Search the listing below for the string "viver" and copy every line where it occurs.

Stored data ▸
▬▬▬▬▬▬

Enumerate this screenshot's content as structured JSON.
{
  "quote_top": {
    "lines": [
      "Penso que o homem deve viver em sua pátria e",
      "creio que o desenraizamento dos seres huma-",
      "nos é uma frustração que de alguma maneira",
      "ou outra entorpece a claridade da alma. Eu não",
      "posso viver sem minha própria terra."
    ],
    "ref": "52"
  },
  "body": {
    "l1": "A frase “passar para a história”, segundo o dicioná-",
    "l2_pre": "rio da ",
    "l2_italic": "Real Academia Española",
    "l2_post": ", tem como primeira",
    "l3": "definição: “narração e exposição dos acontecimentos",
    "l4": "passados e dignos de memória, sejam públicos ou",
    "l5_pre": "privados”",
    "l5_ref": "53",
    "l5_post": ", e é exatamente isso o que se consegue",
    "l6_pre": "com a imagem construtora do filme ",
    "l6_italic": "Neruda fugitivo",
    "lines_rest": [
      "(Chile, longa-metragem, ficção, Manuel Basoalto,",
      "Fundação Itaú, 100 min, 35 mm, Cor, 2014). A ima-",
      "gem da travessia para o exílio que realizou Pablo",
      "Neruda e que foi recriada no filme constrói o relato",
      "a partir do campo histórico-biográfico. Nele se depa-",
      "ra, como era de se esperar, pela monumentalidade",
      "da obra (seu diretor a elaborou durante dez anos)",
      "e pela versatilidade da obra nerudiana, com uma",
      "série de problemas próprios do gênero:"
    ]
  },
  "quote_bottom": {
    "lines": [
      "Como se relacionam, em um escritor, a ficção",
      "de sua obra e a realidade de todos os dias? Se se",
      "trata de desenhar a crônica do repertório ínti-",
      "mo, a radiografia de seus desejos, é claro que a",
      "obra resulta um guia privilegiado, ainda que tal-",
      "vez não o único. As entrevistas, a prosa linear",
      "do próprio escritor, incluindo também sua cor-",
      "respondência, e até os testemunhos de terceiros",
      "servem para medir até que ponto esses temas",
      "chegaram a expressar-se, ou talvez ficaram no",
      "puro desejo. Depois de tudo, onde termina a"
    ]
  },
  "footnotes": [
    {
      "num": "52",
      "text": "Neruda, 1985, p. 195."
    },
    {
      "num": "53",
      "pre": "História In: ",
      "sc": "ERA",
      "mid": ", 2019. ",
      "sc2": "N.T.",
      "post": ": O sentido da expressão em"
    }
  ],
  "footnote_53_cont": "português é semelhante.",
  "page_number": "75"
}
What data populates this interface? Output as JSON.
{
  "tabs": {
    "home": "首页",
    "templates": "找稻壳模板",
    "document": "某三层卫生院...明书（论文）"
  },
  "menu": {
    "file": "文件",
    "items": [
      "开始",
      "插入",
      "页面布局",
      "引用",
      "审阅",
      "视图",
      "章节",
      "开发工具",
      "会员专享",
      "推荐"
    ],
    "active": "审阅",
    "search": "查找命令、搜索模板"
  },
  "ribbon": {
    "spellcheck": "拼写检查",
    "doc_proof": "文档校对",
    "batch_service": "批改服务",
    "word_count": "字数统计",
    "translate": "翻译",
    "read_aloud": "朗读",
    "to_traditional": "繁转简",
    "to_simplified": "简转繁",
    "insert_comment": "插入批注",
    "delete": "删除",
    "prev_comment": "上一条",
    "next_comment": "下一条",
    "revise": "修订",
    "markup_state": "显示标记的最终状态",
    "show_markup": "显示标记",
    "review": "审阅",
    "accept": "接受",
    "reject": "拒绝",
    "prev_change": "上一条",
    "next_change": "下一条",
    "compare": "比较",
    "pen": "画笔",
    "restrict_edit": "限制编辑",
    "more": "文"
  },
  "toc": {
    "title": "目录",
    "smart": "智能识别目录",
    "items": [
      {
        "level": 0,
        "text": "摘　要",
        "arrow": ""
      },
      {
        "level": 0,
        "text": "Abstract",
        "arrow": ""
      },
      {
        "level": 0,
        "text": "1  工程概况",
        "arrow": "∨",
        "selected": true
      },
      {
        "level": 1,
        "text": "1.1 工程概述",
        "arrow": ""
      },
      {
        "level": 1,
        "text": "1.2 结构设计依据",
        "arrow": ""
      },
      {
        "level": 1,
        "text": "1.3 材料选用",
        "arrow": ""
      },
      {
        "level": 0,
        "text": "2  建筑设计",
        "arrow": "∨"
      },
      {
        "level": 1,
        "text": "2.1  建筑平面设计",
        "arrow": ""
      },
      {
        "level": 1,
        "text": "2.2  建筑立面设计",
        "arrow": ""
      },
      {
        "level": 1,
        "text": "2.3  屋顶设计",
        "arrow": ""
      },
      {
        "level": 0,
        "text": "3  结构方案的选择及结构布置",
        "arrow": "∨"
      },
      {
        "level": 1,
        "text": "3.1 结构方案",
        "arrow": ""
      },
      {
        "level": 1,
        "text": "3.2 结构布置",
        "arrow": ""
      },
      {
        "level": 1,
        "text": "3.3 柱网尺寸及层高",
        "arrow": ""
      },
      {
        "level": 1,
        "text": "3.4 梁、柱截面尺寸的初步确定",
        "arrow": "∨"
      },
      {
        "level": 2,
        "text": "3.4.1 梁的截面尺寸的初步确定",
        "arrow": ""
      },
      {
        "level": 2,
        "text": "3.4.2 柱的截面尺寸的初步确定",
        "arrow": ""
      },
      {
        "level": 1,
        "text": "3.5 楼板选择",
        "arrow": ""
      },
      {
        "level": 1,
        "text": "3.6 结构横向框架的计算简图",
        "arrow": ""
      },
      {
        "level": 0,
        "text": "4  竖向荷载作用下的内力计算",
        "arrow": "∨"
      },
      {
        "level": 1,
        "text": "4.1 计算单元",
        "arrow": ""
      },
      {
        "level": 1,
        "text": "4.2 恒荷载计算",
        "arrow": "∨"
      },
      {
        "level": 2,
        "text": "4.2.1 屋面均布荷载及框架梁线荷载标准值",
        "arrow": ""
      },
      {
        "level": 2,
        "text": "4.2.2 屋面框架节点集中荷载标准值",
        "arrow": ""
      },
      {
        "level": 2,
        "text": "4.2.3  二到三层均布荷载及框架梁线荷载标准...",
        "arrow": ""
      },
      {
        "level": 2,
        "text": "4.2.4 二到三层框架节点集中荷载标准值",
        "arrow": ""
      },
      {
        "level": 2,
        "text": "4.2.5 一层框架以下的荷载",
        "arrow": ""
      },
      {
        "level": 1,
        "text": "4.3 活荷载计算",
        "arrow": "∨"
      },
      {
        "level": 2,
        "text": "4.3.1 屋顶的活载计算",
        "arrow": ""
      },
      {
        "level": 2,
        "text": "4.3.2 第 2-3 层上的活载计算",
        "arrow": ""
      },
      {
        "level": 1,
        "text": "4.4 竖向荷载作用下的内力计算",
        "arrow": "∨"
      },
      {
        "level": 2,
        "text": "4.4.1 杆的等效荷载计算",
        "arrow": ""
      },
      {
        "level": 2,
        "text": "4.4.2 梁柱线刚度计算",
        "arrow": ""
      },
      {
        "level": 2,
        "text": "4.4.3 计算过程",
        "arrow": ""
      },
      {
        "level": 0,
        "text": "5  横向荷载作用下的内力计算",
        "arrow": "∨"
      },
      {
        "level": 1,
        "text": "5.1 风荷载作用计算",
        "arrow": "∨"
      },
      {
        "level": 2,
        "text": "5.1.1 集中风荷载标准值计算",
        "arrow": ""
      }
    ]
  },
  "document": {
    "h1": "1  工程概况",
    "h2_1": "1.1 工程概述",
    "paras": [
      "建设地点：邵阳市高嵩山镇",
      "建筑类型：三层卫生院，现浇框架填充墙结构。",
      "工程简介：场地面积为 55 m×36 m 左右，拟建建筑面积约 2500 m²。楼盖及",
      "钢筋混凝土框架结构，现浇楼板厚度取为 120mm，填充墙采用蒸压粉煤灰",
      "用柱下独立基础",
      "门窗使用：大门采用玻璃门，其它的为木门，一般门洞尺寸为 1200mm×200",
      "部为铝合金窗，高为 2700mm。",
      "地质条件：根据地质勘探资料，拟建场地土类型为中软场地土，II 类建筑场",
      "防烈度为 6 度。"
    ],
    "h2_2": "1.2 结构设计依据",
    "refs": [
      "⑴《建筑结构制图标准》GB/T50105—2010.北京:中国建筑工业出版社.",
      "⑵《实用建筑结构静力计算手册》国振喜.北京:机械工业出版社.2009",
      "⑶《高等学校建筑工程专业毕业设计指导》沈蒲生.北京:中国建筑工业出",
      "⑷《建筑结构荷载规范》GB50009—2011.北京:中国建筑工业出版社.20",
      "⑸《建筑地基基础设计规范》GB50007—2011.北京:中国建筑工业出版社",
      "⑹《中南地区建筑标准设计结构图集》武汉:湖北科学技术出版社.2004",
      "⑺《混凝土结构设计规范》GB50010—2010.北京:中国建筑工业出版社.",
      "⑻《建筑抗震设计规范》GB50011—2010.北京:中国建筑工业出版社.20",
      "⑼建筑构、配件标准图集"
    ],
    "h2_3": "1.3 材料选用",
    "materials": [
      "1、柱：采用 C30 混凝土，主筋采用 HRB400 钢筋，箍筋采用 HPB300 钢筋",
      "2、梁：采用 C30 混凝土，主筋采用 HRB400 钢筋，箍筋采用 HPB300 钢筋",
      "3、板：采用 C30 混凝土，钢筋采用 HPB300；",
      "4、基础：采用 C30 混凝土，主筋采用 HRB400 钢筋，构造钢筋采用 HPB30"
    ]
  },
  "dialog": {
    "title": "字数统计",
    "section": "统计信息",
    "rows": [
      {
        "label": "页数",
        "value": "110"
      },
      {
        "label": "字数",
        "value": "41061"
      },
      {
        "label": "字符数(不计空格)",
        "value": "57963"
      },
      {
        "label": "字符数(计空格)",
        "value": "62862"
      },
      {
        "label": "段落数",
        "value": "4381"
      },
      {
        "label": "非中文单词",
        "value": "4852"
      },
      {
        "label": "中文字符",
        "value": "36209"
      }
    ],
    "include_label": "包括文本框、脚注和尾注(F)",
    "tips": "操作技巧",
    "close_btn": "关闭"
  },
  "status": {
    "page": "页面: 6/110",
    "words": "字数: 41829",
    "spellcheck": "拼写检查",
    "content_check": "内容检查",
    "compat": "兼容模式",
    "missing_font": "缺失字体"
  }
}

▬▬▬▬▬▬

Solution ▸
      "Penso que o homem deve viver em sua pátria e",
      "posso viver sem minha própria terra."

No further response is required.